- Task directions: Count how many lines include "label" and answer with that number only.
━━━ Material to process ━━━
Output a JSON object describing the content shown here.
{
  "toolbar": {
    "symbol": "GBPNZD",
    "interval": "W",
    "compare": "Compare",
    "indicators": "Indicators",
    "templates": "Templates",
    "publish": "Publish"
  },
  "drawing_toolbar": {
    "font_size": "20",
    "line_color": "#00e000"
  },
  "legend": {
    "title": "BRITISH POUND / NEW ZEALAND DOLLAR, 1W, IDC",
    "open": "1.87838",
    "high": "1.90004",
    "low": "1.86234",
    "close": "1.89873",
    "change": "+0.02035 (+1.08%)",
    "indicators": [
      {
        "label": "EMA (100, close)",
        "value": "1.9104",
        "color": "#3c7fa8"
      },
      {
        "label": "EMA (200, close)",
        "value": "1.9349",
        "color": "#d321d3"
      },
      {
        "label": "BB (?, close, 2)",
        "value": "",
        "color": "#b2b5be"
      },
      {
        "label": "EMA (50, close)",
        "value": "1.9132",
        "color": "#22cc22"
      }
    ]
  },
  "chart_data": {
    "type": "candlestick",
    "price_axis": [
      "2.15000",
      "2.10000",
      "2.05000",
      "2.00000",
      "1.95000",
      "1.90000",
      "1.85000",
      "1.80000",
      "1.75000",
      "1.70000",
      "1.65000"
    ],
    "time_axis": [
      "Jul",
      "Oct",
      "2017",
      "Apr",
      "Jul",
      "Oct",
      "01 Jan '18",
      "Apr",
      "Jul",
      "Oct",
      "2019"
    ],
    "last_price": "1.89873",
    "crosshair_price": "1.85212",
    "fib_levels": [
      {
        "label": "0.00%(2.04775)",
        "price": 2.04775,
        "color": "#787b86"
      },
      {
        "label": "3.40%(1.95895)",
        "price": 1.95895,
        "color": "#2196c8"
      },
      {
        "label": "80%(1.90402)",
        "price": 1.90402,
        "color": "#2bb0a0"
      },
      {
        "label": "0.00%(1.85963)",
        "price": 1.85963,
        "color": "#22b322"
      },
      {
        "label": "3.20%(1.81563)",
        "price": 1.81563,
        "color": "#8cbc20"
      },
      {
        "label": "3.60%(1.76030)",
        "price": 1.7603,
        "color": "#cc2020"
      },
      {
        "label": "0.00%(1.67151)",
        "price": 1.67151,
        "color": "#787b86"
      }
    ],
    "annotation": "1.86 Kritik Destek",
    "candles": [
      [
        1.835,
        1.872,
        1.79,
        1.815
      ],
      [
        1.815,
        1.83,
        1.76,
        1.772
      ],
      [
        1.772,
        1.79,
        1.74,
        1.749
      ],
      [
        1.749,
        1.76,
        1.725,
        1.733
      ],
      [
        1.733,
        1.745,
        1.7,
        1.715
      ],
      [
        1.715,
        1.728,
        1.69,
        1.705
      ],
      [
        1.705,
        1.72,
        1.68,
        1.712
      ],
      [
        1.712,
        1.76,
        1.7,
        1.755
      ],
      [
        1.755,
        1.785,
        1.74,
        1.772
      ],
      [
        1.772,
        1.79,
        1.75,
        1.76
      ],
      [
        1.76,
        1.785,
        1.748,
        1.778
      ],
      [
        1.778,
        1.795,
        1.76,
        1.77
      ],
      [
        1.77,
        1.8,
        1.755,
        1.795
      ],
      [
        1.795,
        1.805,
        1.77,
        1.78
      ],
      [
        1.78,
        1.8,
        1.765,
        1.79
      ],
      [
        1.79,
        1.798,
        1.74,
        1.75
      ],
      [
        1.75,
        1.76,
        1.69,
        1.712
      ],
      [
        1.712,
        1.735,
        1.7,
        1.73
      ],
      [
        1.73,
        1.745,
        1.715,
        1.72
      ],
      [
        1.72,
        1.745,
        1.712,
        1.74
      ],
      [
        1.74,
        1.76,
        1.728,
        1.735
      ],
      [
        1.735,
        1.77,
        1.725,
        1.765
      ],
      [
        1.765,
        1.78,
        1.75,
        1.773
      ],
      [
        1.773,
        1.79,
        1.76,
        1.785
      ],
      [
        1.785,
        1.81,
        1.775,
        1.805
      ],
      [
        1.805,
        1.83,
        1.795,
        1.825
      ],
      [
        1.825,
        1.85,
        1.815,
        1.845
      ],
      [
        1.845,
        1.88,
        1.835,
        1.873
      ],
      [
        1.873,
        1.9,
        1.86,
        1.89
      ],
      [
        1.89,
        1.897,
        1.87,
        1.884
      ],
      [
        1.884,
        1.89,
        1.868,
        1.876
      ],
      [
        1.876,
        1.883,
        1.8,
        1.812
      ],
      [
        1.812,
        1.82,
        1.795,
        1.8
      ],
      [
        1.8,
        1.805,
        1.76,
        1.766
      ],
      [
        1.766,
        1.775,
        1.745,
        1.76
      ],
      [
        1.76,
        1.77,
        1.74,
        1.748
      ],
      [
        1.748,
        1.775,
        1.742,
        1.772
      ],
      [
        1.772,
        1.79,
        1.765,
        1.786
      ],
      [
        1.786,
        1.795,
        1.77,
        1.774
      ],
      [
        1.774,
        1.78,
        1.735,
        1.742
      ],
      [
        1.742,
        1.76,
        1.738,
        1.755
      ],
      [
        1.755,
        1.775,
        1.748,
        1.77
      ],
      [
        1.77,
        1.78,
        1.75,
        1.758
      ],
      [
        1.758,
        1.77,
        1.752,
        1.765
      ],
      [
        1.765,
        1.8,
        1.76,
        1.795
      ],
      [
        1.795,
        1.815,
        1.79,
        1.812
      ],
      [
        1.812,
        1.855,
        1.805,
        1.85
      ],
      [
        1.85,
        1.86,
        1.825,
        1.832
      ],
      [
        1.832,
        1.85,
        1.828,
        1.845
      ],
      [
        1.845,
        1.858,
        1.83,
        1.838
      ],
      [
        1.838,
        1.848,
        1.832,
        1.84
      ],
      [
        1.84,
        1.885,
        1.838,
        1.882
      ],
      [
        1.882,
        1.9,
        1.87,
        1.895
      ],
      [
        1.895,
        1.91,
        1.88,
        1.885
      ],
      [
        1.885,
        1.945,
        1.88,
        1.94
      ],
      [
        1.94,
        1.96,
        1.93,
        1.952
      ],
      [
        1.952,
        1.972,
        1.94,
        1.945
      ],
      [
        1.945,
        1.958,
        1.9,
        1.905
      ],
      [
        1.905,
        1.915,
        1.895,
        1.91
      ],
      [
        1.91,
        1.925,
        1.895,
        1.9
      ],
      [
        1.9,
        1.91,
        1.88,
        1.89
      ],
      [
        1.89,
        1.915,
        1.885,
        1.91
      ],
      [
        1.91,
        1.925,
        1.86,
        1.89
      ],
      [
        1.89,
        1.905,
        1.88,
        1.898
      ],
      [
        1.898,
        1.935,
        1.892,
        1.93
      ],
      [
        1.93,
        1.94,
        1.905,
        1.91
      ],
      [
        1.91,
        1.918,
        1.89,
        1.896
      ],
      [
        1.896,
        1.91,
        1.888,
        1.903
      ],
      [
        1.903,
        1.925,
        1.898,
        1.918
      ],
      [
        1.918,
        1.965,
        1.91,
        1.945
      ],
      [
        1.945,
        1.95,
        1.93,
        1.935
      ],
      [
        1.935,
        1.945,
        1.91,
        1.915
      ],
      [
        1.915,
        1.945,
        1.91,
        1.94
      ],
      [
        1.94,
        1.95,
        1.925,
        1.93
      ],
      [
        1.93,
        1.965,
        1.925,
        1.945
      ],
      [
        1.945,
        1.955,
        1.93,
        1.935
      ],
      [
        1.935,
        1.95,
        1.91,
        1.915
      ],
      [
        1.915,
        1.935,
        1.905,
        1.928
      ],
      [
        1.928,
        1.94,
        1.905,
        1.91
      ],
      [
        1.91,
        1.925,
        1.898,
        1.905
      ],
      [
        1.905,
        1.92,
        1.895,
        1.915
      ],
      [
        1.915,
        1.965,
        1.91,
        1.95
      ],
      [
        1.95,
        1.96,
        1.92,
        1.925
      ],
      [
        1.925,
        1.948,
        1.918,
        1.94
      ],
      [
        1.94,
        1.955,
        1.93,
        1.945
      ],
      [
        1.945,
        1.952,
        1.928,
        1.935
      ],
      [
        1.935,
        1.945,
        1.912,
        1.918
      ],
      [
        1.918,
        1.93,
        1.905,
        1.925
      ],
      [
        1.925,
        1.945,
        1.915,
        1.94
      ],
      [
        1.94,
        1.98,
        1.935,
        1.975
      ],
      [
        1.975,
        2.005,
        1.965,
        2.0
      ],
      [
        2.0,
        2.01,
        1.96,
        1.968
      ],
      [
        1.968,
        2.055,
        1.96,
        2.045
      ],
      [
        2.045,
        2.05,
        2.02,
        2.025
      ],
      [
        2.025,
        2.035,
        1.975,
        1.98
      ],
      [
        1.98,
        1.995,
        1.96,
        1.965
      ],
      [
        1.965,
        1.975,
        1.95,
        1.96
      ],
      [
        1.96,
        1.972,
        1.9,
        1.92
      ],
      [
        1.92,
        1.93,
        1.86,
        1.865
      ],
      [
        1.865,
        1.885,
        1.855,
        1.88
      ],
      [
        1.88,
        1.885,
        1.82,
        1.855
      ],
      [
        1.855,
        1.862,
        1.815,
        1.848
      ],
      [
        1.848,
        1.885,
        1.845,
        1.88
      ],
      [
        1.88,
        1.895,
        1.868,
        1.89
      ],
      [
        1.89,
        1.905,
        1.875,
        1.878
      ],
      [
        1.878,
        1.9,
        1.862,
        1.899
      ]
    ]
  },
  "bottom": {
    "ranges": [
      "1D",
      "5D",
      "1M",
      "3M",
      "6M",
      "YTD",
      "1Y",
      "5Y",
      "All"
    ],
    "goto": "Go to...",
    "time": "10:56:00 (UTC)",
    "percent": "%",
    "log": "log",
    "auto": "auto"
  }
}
━━━
- Solution to the problem: 11